→ Problem requirements: Output every line of the material below as a JSON list of strings, one string per line, leaving out any blank lines.

Collected data:
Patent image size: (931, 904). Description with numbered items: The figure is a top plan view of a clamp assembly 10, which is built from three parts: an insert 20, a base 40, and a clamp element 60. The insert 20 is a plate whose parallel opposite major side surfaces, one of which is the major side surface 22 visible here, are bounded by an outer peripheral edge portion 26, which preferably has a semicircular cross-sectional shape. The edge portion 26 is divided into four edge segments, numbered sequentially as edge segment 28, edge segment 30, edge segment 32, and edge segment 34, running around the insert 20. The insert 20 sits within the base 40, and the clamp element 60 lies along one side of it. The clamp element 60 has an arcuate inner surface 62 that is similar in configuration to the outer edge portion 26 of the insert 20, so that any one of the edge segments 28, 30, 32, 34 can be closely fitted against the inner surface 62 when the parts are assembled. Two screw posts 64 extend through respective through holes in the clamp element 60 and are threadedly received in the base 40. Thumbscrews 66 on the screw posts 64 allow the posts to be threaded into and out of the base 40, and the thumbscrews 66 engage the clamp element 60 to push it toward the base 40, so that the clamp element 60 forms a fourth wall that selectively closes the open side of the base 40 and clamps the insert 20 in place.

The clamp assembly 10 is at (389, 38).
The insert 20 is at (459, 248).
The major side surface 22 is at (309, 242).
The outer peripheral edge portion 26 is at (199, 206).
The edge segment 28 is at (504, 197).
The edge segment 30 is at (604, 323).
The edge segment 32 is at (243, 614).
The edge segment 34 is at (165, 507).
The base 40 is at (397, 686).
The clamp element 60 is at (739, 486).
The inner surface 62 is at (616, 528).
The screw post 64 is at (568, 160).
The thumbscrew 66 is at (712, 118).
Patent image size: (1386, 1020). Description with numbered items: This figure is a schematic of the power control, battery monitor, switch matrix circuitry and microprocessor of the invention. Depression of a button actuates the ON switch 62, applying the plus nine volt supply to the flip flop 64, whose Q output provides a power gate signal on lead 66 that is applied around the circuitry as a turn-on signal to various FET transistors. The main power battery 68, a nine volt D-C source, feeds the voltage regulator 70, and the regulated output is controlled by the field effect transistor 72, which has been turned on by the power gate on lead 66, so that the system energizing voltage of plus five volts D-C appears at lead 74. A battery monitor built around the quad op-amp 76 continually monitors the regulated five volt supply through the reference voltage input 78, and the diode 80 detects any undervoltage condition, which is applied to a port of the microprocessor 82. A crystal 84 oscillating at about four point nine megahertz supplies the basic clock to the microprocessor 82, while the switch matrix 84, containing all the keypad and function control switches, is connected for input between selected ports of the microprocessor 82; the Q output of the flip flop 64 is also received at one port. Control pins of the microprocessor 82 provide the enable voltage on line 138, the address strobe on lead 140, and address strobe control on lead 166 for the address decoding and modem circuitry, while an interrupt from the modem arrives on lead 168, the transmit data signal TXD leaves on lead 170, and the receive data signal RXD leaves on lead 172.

→ Written answer:
[
  "Patent image size: (931, 904). Description with numbered items: The figure is a top plan view of a clamp assembly 10, which is built from three parts: an insert 20, a base 40, and a clamp element 60. The insert 20 is a plate whose parallel opposite major side surfaces, one of which is the major side surface 22 visible here, are bounded by an outer peripheral edge portion 26, which preferably has a semicircular cross-sectional shape. The edge portion 26 is divided into four edge segments, numbered sequentially as edge segment 28, edge segment 30, edge segment 32, and edge segment 34, running around the insert 20. The insert 20 sits within the base 40, and the clamp element 60 lies along one side of it. The clamp element 60 has an arcuate inner surface 62 that is similar in configuration to the outer edge portion 26 of the insert 20, so that any one of the edge segments 28, 30, 32, 34 can be closely fitted against the inner surface 62 when the parts are assembled. Two screw posts 64 extend through respective through holes in the clamp element 60 and are threadedly received in the base 40. Thumbscrews 66 on the screw posts 64 allow the posts to be threaded into and out of the base 40, and the thumbscrews 66 engage the clamp element 60 to push it toward the base 40, so that the clamp element 60 forms a fourth wall that selectively closes the open side of the base 40 and clamps the insert 20 in place.",
  "The clamp assembly 10 is at (389, 38).",
  "The insert 20 is at (459, 248).",
  "The major side surface 22 is at (309, 242).",
  "The outer peripheral edge portion 26 is at (199, 206).",
  "The edge segment 28 is at (504, 197).",
  "The edge segment 30 is at (604, 323).",
  "The edge segment 32 is at (243, 614).",
  "The edge segment 34 is at (165, 507).",
  "The base 40 is at (397, 686).",
  "The clamp element 60 is at (739, 486).",
  "The inner surface 62 is at (616, 528).",
  "The screw post 64 is at (568, 160).",
  "The thumbscrew 66 is at (712, 118).",
  "Patent image size: (1386, 1020). Description with numbered items: This figure is a schematic of the power control, battery monitor, switch matrix circuitry and microprocessor of the invention. Depression of a button actuates the ON switch 62, applying the plus nine volt supply to the flip flop 64, whose Q output provides a power gate signal on lead 66 that is applied around the circuitry as a turn-on signal to various FET transistors. The main power battery 68, a nine volt D-C source, feeds the voltage regulator 70, and the regulated output is controlled by the field effect transistor 72, which has been turned on by the power gate on lead 66, so that the system energizing voltage of plus five volts D-C appears at lead 74. A battery monitor built around the quad op-amp 76 continually monitors the regulated five volt supply through the reference voltage input 78, and the diode 80 detects any undervoltage condition, which is applied to a port of the microprocessor 82. A crystal 84 oscillating at about four point nine megahertz supplies the basic clock to the microprocessor 82, while the switch matrix 84, containing all the keypad and function control switches, is connected for input between selected ports of the microprocessor 82; the Q output of the flip flop 64 is also received at one port. Control pins of the microprocessor 82 provide the enable voltage on line 138, the address strobe on lead 140, and address strobe control on lead 166 for the address decoding and modem circuitry, while an interrupt from the modem arrives on lead 168, the transmit data signal TXD leaves on lead 170, and the receive data signal RXD leaves on lead 172."
]